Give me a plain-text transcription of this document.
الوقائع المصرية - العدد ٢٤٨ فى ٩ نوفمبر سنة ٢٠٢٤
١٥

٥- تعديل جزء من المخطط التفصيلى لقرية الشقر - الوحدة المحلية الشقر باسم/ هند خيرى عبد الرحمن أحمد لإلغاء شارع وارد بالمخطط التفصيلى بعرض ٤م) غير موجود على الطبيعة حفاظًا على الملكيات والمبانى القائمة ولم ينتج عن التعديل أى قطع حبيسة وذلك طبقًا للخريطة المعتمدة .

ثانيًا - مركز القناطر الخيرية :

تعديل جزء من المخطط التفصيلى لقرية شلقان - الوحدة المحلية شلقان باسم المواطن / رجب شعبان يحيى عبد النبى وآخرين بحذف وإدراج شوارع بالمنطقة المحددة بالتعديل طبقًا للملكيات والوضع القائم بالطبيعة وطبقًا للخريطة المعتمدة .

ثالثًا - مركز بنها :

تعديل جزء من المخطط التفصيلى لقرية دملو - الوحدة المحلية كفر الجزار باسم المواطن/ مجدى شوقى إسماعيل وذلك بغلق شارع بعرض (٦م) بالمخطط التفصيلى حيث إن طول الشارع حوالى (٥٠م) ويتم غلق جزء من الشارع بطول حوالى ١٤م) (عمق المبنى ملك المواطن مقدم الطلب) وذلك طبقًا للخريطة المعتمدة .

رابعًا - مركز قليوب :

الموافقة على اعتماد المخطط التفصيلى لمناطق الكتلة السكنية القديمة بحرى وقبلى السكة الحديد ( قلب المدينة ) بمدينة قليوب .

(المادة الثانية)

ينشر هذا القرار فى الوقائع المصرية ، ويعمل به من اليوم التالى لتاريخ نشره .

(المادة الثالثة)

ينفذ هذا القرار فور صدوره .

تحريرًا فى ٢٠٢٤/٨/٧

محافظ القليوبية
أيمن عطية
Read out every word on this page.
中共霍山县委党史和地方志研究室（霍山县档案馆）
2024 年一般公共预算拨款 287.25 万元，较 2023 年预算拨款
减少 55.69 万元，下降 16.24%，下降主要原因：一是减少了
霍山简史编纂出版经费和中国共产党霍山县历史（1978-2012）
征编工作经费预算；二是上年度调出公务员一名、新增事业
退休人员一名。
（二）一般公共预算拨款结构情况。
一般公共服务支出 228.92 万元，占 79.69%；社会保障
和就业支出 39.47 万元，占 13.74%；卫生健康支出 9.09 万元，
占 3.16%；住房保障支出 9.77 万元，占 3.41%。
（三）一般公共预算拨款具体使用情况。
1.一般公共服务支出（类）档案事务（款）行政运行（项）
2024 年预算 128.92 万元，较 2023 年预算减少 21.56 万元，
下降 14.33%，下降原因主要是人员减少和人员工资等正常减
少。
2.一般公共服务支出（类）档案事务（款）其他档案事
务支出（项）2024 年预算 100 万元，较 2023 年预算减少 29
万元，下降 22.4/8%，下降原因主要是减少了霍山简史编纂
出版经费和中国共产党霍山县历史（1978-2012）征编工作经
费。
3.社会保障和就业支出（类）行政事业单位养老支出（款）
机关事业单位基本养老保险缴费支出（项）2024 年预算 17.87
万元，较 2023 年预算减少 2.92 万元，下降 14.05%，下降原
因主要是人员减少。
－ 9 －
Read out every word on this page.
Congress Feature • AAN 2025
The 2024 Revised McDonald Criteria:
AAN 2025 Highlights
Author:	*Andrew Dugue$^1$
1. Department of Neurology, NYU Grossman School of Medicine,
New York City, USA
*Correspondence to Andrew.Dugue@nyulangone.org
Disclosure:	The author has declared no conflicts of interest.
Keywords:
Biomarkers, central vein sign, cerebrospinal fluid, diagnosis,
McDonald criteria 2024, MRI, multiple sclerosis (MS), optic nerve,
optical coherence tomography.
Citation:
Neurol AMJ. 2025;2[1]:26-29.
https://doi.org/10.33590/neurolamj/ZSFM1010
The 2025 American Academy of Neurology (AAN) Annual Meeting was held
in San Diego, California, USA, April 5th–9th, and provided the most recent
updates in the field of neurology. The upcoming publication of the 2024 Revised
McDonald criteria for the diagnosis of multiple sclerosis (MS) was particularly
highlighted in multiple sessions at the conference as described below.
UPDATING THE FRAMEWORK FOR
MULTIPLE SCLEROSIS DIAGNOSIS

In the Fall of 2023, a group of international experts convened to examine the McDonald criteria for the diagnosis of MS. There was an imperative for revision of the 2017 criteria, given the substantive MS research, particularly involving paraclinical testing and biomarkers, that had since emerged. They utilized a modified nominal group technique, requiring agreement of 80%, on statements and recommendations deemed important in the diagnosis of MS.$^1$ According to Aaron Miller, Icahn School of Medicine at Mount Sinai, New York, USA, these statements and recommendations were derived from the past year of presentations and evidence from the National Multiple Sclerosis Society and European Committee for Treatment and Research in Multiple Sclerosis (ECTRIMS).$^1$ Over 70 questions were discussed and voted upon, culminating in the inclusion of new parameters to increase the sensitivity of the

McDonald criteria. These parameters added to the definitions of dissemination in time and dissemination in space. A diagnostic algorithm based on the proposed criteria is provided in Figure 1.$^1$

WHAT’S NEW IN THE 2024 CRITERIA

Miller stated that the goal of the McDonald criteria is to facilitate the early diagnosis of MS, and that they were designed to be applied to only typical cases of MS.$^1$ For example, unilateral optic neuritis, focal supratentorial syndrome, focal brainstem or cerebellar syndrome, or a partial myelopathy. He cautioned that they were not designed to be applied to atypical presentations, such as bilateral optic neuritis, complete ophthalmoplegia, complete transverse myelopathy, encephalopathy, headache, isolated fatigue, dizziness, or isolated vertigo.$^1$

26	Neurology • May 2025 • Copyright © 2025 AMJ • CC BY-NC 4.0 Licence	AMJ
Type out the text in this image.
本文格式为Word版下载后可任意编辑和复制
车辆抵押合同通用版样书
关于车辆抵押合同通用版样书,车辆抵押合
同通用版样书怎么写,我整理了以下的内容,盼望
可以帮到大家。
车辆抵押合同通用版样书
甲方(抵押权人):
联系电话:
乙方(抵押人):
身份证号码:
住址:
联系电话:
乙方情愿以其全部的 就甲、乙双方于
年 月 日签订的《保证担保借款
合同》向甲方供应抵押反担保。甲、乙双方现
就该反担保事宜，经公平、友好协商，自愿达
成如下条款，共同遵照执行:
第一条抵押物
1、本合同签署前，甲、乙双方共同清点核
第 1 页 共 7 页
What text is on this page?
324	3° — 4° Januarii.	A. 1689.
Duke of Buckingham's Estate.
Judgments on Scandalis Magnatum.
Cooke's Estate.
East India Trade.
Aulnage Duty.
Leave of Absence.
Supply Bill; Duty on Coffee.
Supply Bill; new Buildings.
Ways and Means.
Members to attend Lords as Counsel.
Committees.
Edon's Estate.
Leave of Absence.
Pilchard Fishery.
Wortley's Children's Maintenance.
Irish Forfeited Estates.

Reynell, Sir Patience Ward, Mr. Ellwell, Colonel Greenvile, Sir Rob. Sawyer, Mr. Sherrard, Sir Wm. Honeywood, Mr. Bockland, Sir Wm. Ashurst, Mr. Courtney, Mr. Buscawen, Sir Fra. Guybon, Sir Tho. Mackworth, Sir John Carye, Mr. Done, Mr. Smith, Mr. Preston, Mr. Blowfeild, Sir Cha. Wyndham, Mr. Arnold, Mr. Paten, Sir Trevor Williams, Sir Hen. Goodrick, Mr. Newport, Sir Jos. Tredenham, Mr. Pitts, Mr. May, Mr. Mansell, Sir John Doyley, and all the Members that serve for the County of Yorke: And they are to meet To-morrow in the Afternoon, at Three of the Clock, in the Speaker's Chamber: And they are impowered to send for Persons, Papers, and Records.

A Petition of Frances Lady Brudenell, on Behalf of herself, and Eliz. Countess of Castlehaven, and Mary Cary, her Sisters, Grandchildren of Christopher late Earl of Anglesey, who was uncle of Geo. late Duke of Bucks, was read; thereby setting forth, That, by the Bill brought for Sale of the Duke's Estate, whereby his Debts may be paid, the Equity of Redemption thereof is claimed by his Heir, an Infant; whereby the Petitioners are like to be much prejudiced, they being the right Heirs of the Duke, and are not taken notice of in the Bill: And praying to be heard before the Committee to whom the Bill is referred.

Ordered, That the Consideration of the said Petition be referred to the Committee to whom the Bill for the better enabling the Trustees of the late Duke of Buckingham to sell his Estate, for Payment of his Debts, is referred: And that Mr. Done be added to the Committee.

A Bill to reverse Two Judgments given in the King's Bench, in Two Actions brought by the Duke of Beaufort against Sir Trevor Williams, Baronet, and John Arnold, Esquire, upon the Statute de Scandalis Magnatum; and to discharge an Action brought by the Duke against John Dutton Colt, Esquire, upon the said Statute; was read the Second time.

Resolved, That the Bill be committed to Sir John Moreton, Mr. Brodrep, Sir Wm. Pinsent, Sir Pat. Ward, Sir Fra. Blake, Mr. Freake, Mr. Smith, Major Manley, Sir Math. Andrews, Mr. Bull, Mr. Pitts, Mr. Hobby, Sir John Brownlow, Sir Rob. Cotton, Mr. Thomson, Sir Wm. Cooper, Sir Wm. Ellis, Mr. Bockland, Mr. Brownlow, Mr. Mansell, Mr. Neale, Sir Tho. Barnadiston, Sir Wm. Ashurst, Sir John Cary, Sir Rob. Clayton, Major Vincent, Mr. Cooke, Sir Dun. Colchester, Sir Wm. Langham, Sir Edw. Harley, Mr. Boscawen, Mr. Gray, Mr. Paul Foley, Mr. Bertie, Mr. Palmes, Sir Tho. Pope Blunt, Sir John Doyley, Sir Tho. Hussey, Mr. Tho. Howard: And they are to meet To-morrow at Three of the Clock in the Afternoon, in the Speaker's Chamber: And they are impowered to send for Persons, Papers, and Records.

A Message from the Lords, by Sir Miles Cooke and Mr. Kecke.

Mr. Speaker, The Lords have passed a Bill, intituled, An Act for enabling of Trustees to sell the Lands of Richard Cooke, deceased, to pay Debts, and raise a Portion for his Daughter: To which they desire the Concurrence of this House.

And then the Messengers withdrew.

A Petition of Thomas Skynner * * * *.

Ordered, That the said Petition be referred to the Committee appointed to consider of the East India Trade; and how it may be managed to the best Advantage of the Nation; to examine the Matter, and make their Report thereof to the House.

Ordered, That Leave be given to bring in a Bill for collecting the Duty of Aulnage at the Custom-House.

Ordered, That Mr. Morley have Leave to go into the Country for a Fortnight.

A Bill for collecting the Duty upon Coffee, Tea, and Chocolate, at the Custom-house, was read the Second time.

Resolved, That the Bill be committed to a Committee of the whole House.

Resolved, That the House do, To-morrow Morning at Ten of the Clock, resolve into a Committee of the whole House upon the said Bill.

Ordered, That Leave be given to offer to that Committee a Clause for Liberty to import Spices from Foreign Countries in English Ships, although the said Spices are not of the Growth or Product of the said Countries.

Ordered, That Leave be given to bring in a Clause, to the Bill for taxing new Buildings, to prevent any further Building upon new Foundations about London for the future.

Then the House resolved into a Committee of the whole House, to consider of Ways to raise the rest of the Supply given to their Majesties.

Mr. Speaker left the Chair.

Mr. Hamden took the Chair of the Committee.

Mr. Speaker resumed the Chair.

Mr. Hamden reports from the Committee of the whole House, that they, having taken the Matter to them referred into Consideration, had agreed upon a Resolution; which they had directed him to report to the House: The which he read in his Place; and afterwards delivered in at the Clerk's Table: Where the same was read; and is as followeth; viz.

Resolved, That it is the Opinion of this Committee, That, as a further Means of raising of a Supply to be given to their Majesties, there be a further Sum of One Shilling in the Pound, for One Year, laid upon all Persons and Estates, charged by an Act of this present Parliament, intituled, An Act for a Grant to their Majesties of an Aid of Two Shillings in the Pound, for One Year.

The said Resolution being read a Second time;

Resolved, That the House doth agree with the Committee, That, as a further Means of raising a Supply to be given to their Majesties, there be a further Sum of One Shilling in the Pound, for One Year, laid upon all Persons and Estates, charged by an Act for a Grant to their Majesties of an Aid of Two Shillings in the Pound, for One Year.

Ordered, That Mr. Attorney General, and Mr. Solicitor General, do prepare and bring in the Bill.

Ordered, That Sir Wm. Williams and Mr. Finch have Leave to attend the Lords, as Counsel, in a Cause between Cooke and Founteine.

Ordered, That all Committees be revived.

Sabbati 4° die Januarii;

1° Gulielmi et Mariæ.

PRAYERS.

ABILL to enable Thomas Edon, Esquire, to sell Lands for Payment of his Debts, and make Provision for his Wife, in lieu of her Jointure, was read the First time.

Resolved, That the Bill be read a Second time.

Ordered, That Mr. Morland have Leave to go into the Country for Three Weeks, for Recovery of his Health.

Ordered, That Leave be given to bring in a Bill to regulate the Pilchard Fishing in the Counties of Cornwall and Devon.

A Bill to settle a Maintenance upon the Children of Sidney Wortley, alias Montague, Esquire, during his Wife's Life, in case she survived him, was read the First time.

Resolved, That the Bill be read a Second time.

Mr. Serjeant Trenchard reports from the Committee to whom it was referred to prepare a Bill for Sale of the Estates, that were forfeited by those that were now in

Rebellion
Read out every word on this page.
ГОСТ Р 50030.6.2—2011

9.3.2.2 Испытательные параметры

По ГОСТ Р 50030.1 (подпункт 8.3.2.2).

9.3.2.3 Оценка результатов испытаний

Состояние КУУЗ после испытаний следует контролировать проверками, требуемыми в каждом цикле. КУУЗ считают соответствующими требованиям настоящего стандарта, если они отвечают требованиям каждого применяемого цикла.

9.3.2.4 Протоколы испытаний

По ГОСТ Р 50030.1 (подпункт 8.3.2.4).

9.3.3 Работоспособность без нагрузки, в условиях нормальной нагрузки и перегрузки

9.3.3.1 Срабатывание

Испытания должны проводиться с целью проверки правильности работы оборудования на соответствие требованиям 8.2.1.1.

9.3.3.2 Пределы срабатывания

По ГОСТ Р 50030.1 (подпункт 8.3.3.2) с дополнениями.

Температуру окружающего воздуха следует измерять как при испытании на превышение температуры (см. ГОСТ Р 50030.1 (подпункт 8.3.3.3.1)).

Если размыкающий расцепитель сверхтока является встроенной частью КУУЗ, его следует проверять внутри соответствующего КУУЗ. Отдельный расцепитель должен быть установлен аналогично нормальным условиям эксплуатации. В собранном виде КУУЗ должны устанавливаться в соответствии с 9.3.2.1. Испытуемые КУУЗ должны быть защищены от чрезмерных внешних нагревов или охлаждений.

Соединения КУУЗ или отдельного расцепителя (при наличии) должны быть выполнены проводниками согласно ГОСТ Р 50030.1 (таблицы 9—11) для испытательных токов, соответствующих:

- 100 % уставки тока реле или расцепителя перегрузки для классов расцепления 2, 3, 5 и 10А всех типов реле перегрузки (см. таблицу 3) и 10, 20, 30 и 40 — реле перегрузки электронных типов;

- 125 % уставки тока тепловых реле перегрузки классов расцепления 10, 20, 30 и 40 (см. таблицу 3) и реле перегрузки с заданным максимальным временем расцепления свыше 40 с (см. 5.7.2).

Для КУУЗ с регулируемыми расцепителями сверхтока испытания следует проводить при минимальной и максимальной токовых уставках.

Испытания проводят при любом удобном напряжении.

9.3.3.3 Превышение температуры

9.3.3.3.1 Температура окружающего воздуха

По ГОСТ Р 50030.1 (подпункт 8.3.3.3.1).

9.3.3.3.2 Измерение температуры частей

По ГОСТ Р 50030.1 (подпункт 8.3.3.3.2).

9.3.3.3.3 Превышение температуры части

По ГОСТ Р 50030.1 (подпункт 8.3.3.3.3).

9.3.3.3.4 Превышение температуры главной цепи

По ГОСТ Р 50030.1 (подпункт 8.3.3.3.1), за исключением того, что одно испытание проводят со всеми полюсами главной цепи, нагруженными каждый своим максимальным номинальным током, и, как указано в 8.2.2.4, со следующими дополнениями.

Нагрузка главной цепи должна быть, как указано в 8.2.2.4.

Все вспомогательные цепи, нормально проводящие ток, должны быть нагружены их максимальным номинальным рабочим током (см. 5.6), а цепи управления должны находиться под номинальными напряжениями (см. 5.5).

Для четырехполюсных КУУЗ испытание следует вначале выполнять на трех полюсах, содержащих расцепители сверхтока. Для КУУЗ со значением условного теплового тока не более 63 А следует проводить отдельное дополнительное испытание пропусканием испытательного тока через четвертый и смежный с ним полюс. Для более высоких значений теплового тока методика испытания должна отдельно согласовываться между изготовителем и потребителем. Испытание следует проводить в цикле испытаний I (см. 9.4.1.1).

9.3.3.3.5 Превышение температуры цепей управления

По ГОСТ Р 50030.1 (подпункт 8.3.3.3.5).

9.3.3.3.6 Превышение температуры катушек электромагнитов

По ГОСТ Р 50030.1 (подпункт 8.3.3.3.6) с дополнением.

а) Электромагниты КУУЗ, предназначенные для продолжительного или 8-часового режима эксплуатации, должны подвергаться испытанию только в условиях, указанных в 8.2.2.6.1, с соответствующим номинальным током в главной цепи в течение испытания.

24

--------------------------------------------------

### Task statement
Go through the listing above and report how many of its lines contain the word "Edon", with only the number as output.

### Result of this task
2